TO DO |
Extract the lines that hold the string "François".

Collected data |
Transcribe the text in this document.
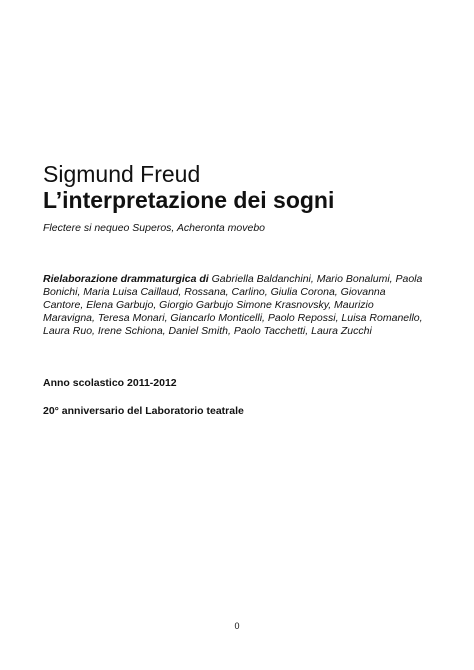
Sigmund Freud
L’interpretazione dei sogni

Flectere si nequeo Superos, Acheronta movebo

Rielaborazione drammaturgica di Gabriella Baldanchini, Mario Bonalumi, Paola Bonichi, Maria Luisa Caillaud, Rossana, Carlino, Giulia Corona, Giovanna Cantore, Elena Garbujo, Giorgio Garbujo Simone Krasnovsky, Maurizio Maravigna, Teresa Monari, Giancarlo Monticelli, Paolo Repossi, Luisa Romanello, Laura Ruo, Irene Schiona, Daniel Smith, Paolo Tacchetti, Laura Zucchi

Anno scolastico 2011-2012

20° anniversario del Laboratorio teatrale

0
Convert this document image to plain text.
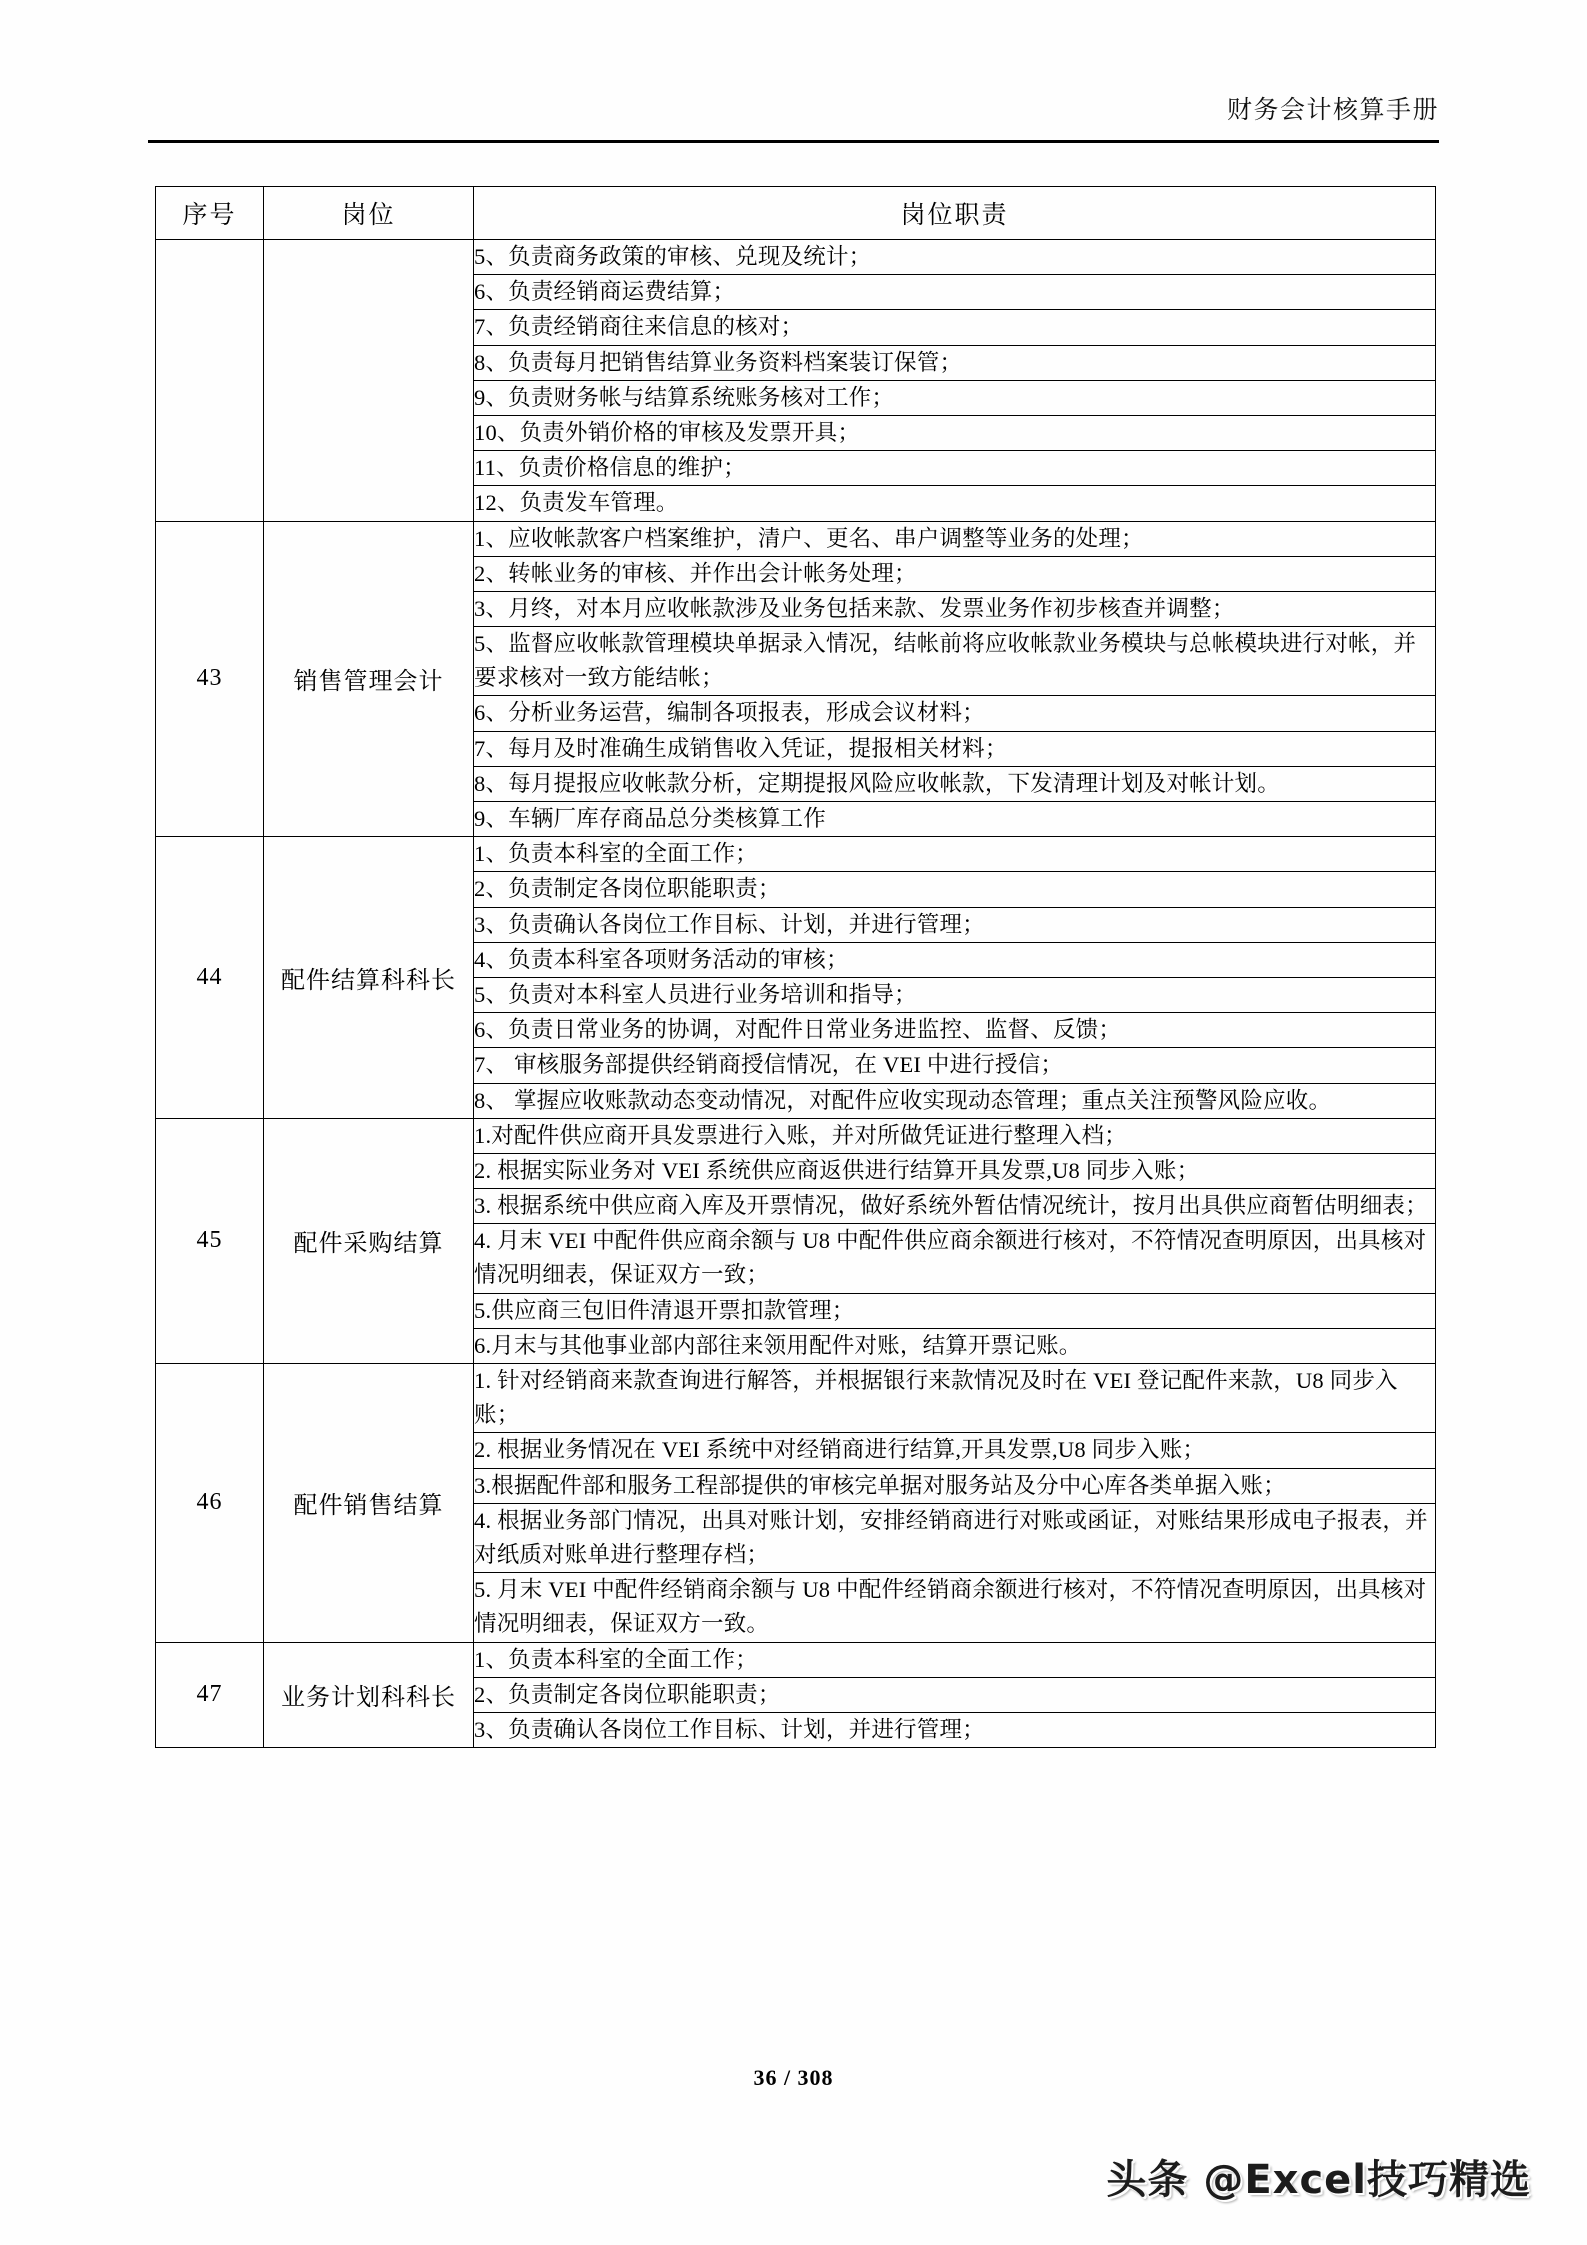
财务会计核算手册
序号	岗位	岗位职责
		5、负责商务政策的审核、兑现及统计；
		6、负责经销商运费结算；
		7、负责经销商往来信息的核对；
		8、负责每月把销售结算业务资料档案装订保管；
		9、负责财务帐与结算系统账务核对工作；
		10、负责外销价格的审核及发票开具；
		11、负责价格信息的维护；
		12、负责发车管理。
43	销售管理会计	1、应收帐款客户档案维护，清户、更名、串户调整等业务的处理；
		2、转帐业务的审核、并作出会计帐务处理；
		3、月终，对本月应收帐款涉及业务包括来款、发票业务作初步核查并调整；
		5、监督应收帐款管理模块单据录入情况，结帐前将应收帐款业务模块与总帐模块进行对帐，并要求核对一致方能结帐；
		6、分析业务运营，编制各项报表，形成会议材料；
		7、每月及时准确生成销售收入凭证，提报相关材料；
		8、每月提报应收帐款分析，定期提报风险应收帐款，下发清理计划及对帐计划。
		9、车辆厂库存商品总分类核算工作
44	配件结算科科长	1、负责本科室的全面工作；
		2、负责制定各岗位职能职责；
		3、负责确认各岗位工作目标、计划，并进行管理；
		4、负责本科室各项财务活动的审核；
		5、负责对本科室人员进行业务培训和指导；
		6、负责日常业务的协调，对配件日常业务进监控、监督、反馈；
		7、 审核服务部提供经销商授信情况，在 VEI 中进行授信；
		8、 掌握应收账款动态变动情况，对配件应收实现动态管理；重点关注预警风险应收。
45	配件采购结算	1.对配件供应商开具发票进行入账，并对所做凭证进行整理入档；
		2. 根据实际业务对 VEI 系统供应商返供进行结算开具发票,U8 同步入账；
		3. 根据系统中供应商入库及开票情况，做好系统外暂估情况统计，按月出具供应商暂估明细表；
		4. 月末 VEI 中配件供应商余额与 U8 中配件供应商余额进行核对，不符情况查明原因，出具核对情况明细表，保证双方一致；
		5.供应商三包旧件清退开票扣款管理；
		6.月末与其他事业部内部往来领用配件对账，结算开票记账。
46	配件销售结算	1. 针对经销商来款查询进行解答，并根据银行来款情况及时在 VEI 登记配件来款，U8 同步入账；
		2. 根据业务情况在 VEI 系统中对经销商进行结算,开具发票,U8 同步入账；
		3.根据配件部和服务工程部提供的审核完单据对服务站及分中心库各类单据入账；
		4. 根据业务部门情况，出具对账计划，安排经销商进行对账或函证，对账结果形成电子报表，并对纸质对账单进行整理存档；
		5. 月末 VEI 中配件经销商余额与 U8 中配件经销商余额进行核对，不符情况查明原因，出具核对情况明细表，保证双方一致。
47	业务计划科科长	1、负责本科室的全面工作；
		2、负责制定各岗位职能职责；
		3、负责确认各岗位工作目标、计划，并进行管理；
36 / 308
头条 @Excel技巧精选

---

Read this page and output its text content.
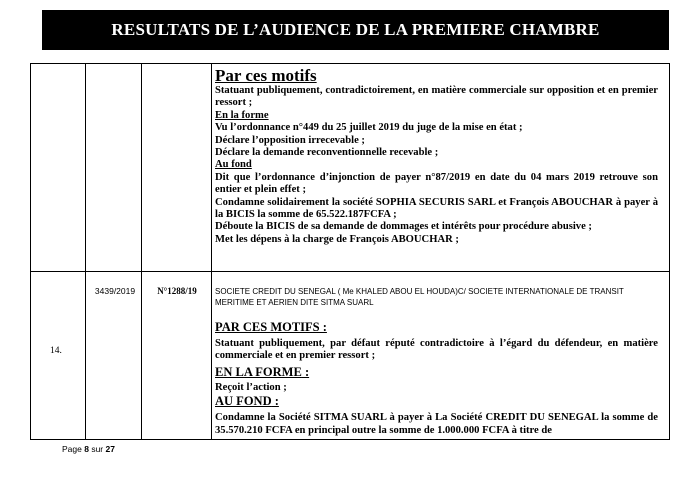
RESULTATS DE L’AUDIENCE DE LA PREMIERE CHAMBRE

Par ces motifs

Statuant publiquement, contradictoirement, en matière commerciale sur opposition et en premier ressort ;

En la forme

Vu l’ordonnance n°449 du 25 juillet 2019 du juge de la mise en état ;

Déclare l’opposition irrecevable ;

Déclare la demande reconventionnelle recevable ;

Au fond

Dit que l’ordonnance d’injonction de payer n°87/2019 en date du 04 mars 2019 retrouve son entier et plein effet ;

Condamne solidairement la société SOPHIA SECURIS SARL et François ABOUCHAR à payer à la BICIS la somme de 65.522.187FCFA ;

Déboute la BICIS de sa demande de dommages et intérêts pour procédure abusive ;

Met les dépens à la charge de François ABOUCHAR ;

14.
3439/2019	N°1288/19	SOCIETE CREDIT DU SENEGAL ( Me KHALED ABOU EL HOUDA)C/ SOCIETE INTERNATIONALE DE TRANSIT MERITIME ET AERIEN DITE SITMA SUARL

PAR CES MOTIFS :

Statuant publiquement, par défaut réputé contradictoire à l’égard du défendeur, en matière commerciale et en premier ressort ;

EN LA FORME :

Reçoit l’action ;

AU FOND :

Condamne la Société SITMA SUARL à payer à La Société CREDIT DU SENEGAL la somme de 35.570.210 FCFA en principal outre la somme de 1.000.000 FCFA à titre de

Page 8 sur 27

FULL RESPONSE |
Condamne solidairement la société SOPHIA SECURIS SARL et François ABOUCHAR à payer à la BICIS la somme de 65.522.187FCFA ;
Met les dépens à la charge de François ABOUCHAR ;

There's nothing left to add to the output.